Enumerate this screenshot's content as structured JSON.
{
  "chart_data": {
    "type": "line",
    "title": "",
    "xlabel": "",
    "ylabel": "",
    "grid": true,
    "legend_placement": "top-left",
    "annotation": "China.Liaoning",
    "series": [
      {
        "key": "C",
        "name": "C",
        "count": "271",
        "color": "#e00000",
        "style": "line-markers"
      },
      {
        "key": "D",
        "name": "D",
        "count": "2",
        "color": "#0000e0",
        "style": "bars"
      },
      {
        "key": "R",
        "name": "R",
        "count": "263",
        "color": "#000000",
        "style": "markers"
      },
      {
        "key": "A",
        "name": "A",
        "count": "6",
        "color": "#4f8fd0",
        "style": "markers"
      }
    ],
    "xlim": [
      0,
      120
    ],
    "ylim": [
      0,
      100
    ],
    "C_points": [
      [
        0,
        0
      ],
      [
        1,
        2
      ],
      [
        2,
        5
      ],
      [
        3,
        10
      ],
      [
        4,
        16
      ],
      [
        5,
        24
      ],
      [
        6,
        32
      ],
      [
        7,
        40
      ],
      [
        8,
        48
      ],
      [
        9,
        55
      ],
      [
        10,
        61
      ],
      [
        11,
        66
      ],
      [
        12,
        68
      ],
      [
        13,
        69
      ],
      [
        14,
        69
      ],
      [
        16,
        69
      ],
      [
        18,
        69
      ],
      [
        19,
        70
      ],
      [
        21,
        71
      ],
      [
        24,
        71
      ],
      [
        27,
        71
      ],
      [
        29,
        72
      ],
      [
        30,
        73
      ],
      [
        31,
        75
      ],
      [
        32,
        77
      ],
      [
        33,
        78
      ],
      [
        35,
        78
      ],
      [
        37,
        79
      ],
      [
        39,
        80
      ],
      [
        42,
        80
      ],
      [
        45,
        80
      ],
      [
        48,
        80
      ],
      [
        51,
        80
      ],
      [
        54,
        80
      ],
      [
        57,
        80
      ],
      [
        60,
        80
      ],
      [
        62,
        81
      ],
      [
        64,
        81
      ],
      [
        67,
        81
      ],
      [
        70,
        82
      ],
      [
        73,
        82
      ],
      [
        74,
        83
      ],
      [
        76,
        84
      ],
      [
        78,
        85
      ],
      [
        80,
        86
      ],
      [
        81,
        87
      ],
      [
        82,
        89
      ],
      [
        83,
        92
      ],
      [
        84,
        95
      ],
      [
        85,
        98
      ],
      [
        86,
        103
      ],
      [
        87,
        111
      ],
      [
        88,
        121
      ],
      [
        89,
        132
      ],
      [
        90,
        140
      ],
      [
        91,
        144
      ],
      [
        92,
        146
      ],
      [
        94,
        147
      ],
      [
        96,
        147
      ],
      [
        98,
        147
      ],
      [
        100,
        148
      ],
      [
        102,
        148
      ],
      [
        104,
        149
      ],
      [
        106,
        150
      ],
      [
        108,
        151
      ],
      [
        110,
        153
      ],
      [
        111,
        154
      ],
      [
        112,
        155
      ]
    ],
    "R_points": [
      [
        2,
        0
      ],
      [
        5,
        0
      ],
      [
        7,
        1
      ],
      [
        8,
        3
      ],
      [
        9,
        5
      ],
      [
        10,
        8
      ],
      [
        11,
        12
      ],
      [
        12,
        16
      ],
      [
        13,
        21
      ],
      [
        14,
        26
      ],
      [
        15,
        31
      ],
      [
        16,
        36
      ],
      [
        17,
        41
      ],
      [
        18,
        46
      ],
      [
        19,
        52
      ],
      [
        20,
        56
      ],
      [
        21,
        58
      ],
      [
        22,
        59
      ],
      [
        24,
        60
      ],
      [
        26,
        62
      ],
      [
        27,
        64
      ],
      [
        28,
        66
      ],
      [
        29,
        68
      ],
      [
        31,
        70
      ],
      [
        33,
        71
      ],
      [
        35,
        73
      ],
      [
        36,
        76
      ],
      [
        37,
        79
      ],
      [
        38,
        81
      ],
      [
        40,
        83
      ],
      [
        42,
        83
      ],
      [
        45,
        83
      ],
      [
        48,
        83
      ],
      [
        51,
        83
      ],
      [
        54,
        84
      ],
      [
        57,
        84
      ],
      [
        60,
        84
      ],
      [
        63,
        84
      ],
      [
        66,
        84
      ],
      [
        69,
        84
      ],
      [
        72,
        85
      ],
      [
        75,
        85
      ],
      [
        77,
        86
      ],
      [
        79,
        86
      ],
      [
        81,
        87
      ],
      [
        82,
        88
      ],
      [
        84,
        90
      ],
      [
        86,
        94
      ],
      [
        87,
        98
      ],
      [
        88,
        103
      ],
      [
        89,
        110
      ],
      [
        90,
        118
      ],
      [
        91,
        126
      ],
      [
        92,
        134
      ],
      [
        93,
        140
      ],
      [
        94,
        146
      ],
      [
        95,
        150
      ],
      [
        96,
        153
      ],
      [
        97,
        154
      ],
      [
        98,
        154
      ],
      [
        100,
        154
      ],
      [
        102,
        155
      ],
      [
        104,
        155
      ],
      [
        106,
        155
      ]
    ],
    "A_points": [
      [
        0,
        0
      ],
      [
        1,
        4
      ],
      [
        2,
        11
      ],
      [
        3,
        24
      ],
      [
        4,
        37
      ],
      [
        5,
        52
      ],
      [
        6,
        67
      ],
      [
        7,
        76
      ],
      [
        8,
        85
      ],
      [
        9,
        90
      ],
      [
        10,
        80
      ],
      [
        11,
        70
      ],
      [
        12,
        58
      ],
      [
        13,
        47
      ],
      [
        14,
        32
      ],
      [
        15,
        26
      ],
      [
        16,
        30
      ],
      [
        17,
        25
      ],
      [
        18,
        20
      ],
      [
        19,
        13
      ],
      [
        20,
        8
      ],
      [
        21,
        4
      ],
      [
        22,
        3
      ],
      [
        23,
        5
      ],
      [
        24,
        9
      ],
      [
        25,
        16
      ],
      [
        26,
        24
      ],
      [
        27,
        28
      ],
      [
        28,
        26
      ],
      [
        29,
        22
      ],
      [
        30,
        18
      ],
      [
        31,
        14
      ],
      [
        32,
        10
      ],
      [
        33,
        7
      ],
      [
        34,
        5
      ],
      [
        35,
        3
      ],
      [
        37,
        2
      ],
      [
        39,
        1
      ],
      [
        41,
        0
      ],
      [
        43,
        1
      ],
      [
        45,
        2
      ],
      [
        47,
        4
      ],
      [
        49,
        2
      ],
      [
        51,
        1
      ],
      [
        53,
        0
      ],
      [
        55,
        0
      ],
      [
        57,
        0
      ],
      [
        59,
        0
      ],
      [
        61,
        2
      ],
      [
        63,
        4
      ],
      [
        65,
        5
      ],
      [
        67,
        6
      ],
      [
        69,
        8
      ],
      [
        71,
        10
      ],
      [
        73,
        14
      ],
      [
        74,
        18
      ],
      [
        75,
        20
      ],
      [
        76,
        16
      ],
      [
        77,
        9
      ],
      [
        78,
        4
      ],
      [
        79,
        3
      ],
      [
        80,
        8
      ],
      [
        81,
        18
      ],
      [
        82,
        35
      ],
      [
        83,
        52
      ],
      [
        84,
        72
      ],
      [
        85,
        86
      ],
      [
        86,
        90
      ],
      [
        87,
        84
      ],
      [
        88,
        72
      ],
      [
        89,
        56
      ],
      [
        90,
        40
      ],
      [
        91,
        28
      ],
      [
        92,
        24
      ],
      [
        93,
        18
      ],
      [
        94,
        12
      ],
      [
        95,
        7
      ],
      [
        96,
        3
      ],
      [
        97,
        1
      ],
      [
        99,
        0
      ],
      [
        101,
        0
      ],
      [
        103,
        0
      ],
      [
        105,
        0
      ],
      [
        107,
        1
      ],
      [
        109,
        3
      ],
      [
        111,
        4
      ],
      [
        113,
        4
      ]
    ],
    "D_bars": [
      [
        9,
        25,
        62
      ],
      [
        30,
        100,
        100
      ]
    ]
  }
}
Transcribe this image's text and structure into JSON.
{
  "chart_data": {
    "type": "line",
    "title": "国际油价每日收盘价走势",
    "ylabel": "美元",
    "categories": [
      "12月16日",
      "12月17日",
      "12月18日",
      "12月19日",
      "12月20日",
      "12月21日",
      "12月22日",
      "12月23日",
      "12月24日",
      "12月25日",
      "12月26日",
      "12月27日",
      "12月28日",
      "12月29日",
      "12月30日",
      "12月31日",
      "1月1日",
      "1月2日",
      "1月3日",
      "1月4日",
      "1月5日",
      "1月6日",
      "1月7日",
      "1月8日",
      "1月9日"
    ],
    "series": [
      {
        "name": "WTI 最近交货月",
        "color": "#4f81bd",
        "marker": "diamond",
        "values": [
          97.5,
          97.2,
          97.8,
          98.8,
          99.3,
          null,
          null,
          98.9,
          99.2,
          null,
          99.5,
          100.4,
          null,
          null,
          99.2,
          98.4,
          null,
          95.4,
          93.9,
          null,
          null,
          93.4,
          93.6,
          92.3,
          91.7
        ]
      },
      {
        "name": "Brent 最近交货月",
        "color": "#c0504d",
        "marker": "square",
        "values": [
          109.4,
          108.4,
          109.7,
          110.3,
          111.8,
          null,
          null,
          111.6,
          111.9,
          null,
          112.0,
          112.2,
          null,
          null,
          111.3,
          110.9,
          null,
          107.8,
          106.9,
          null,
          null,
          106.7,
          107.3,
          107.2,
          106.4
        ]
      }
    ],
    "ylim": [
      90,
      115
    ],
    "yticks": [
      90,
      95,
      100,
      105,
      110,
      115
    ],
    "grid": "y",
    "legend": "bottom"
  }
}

◆ ◆ ◆

• _What is required_
Find the line that contains "Transcribe this image's" in the listing above. Retype it and every line after it up to the last, exactly, and nothing else.

• _Response to this exercise_
Transcribe this image's text and structure into JSON.
{
  "chart_data": {
    "type": "line",
    "title": "国际油价每日收盘价走势",
    "ylabel": "美元",
    "categories": [
      "12月16日",
      "12月17日",
      "12月18日",
      "12月19日",
      "12月20日",
      "12月21日",
      "12月22日",
      "12月23日",
      "12月24日",
      "12月25日",
      "12月26日",
      "12月27日",
      "12月28日",
      "12月29日",
      "12月30日",
      "12月31日",
      "1月1日",
      "1月2日",
      "1月3日",
      "1月4日",
      "1月5日",
      "1月6日",
      "1月7日",
      "1月8日",
      "1月9日"
    ],
    "series": [
      {
        "name": "WTI 最近交货月",
        "color": "#4f81bd",
        "marker": "diamond",
        "values": [
          97.5,
          97.2,
          97.8,
          98.8,
          99.3,
          null,
          null,
          98.9,
          99.2,
          null,
          99.5,
          100.4,
          null,
          null,
          99.2,
          98.4,
          null,
          95.4,
          93.9,
          null,
          null,
          93.4,
          93.6,
          92.3,
          91.7
        ]
      },
      {
        "name": "Brent 最近交货月",
        "color": "#c0504d",
        "marker": "square",
        "values": [
          109.4,
          108.4,
          109.7,
          110.3,
          111.8,
          null,
          null,
          111.6,
          111.9,
          null,
          112.0,
          112.2,
          null,
          null,
          111.3,
          110.9,
          null,
          107.8,
          106.9,
          null,
          null,
          106.7,
          107.3,
          107.2,
          106.4
        ]
      }
    ],
    "ylim": [
      90,
      115
    ],
    "yticks": [
      90,
      95,
      100,
      105,
      110,
      115
    ],
    "grid": "y",
    "legend": "bottom"
  }
}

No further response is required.